* begin *

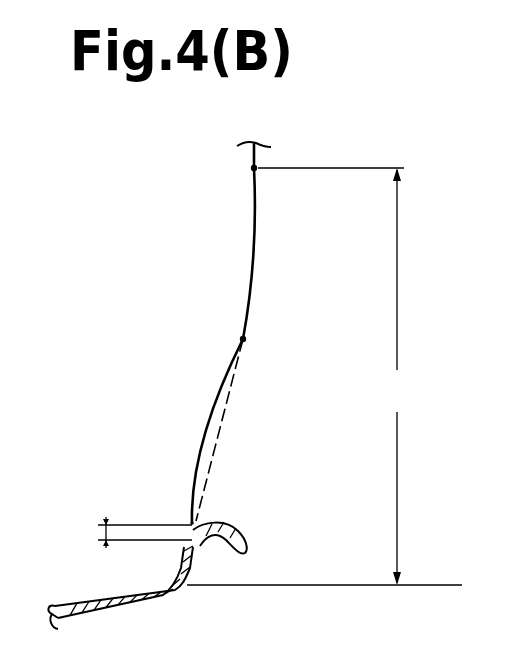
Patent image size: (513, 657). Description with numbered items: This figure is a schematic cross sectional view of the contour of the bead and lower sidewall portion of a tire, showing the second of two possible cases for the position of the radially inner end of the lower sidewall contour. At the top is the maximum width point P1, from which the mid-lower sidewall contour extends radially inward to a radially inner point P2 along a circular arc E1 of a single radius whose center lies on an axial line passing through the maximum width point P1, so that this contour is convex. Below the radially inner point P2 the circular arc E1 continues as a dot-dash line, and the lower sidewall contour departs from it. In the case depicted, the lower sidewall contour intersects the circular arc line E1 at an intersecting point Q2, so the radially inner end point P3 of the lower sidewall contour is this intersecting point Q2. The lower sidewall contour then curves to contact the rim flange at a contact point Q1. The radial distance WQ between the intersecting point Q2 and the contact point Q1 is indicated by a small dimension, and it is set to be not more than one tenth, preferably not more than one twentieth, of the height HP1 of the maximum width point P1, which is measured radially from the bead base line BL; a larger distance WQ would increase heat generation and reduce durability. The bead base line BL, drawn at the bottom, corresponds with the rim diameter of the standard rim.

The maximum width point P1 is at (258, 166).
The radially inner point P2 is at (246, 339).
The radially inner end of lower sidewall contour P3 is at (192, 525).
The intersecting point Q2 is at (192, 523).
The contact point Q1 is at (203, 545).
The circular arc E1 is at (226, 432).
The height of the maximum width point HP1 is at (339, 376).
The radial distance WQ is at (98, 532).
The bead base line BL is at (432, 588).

* end *
* begin *

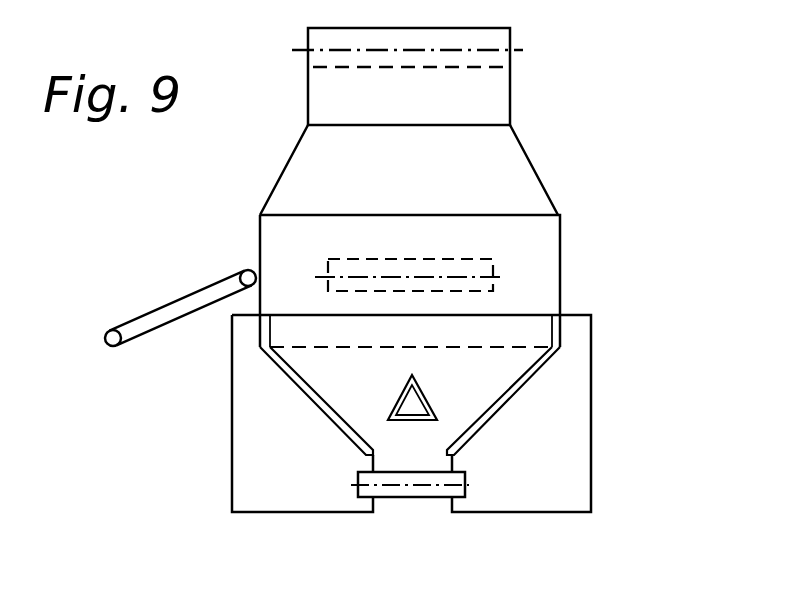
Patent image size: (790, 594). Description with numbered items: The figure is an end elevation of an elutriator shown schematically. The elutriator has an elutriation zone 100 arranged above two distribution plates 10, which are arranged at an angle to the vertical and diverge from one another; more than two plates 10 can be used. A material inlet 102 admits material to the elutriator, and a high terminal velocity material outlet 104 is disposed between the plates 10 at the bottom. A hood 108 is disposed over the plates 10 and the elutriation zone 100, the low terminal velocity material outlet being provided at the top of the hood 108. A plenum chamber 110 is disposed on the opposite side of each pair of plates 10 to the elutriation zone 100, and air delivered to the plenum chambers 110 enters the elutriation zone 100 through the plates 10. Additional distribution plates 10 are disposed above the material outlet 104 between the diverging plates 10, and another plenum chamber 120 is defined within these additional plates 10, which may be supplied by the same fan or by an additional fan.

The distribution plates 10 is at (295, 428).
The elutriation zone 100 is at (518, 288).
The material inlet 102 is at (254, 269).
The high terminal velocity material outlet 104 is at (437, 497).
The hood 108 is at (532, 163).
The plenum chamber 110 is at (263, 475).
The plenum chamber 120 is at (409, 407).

* end *

| Set problem |
Rewrite the records starting at the line that contains "Patent image size: (790, 594)." and ending at the line that contains "The distribution plates 10 is at (295, 428).", putting "classifier" in place of "elutriator" and changing nothing else.

| Completed task |
Patent image size: (790, 594). Description with numbered items: The figure is an end elevation of an classifier shown schematically. The classifier has an elutriation zone 100 arranged above two distribution plates 10, which are arranged at an angle to the vertical and diverge from one another; more than two plates 10 can be used. A material inlet 102 admits material to the classifier, and a high terminal velocity material outlet 104 is disposed between the plates 10 at the bottom. A hood 108 is disposed over the plates 10 and the elutriation zone 100, the low terminal velocity material outlet being provided at the top of the hood 108. A plenum chamber 110 is disposed on the opposite side of each pair of plates 10 to the elutriation zone 100, and air delivered to the plenum chambers 110 enters the elutriation zone 100 through the plates 10. Additional distribution plates 10 are disposed above the material outlet 104 between the diverging plates 10, and another plenum chamber 120 is defined within these additional plates 10, which may be supplied by the same fan or by an additional fan.

The distribution plates 10 is at (295, 428).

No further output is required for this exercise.